#### Exercise instructions:
Reproduce the records. Keep every word exact and include no images.

#### Dataset excerpts:
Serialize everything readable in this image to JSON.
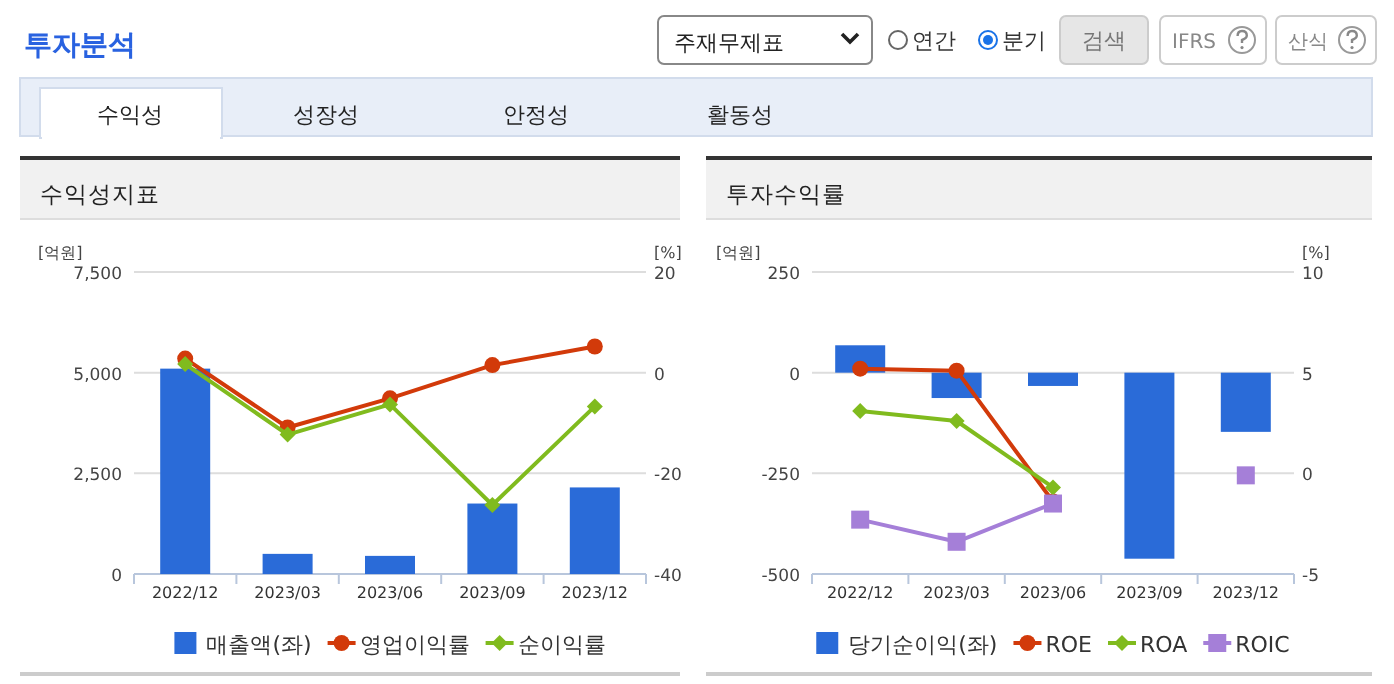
{
  "chart_data": [
    {
      "type": "other",
      "annotations": [
        "투자분석",
        "주재무제표",
        "연간",
        "분기",
        "검색",
        "IFRS",
        "산식",
        "수익성",
        "성장성",
        "안정성",
        "활동성"
      ]
    },
    {
      "type": "bar",
      "title": "수익성지표",
      "categories": [
        "2022/12",
        "2023/03",
        "2023/06",
        "2023/09",
        "2023/12"
      ],
      "ylabel": "[억원]",
      "y2label": "[%]",
      "ylim": [
        0,
        7500
      ],
      "yticks": [
        0,
        {
          "value": 2500,
          "label": "2,500"
        },
        {
          "value": 5000,
          "label": "5,000"
        },
        {
          "value": 7500,
          "label": "7,500"
        }
      ],
      "y2lim": [
        -40,
        20
      ],
      "y2ticks": [
        -40,
        -20,
        0,
        20
      ],
      "grid": "y",
      "legend": "bottom",
      "series": [
        {
          "name": "매출액(좌)",
          "type": "bar",
          "color": "#2a6bd8",
          "values": [
            5100,
            500,
            450,
            1750,
            2150
          ]
        },
        {
          "name": "영업이익률",
          "type": "line",
          "axis": "y2",
          "marker": "circle",
          "color": "#d23a0a",
          "values": [
            2.8,
            -10.9,
            -5.1,
            1.5,
            5.2
          ]
        },
        {
          "name": "순이익률",
          "type": "line",
          "axis": "y2",
          "marker": "diamond",
          "color": "#80bb1e",
          "values": [
            1.7,
            -12.3,
            -6.3,
            -26.3,
            -6.7
          ]
        }
      ]
    },
    {
      "type": "bar",
      "title": "투자수익률",
      "categories": [
        "2022/12",
        "2023/03",
        "2023/06",
        "2023/09",
        "2023/12"
      ],
      "ylabel": "[억원]",
      "y2label": "[%]",
      "ylim": [
        -500,
        250
      ],
      "yticks": [
        -500,
        -250,
        0,
        250
      ],
      "y2lim": [
        -5,
        10
      ],
      "y2ticks": [
        -5,
        0,
        5,
        10
      ],
      "grid": "y",
      "legend": "bottom",
      "series": [
        {
          "name": "당기순이익(좌)",
          "type": "bar",
          "color": "#2a6bd8",
          "values": [
            68,
            -63,
            -33,
            -462,
            -147
          ]
        },
        {
          "name": "ROE",
          "type": "line",
          "axis": "y2",
          "marker": "circle",
          "color": "#d23a0a",
          "values": [
            5.2,
            5.1,
            -1.4,
            null,
            null
          ]
        },
        {
          "name": "ROA",
          "type": "line",
          "axis": "y2",
          "marker": "diamond",
          "color": "#80bb1e",
          "values": [
            3.1,
            2.6,
            -0.7,
            null,
            null
          ]
        },
        {
          "name": "ROIC",
          "type": "line",
          "axis": "y2",
          "marker": "square",
          "color": "#a57fd8",
          "values": [
            -2.3,
            -3.4,
            -1.5,
            null,
            -0.1
          ]
        }
      ]
    }
  ]
}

#### Exercise answer:
Serialize everything readable in this image to JSON.
{
  "chart_data": [
    {
      "type": "other",
      "annotations": [
        "투자분석",
        "주재무제표",
        "연간",
        "분기",
        "검색",
        "IFRS",
        "산식",
        "수익성",
        "성장성",
        "안정성",
        "활동성"
      ]
    },
    {
      "type": "bar",
      "title": "수익성지표",
      "categories": [
        "2022/12",
        "2023/03",
        "2023/06",
        "2023/09",
        "2023/12"
      ],
      "ylabel": "[억원]",
      "y2label": "[%]",
      "ylim": [
        0,
        7500
      ],
      "yticks": [
        0,
        {
          "value": 2500,
          "label": "2,500"
        },
        {
          "value": 5000,
          "label": "5,000"
        },
        {
          "value": 7500,
          "label": "7,500"
        }
      ],
      "y2lim": [
        -40,
        20
      ],
      "y2ticks": [
        -40,
        -20,
        0,
        20
      ],
      "grid": "y",
      "legend": "bottom",
      "series": [
        {
          "name": "매출액(좌)",
          "type": "bar",
          "color": "#2a6bd8",
          "values": [
            5100,
            500,
            450,
            1750,
            2150
          ]
        },
        {
          "name": "영업이익률",
          "type": "line",
          "axis": "y2",
          "marker": "circle",
          "color": "#d23a0a",
          "values": [
            2.8,
            -10.9,
            -5.1,
            1.5,
            5.2
          ]
        },
        {
          "name": "순이익률",
          "type": "line",
          "axis": "y2",
          "marker": "diamond",
          "color": "#80bb1e",
          "values": [
            1.7,
            -12.3,
            -6.3,
            -26.3,
            -6.7
          ]
        }
      ]
    },
    {
      "type": "bar",
      "title": "투자수익률",
      "categories": [
        "2022/12",
        "2023/03",
        "2023/06",
        "2023/09",
        "2023/12"
      ],
      "ylabel": "[억원]",
      "y2label": "[%]",
      "ylim": [
        -500,
        250
      ],
      "yticks": [
        -500,
        -250,
        0,
        250
      ],
      "y2lim": [
        -5,
        10
      ],
      "y2ticks": [
        -5,
        0,
        5,
        10
      ],
      "grid": "y",
      "legend": "bottom",
      "series": [
        {
          "name": "당기순이익(좌)",
          "type": "bar",
          "color": "#2a6bd8",
          "values": [
            68,
            -63,
            -33,
            -462,
            -147
          ]
        },
        {
          "name": "ROE",
          "type": "line",
          "axis": "y2",
          "marker": "circle",
          "color": "#d23a0a",
          "values": [
            5.2,
            5.1,
            -1.4,
            null,
            null
          ]
        },
        {
          "name": "ROA",
          "type": "line",
          "axis": "y2",
          "marker": "diamond",
          "color": "#80bb1e",
          "values": [
            3.1,
            2.6,
            -0.7,
            null,
            null
          ]
        },
        {
          "name": "ROIC",
          "type": "line",
          "axis": "y2",
          "marker": "square",
          "color": "#a57fd8",
          "values": [
            -2.3,
            -3.4,
            -1.5,
            null,
            -0.1
          ]
        }
      ]
    }
  ]
}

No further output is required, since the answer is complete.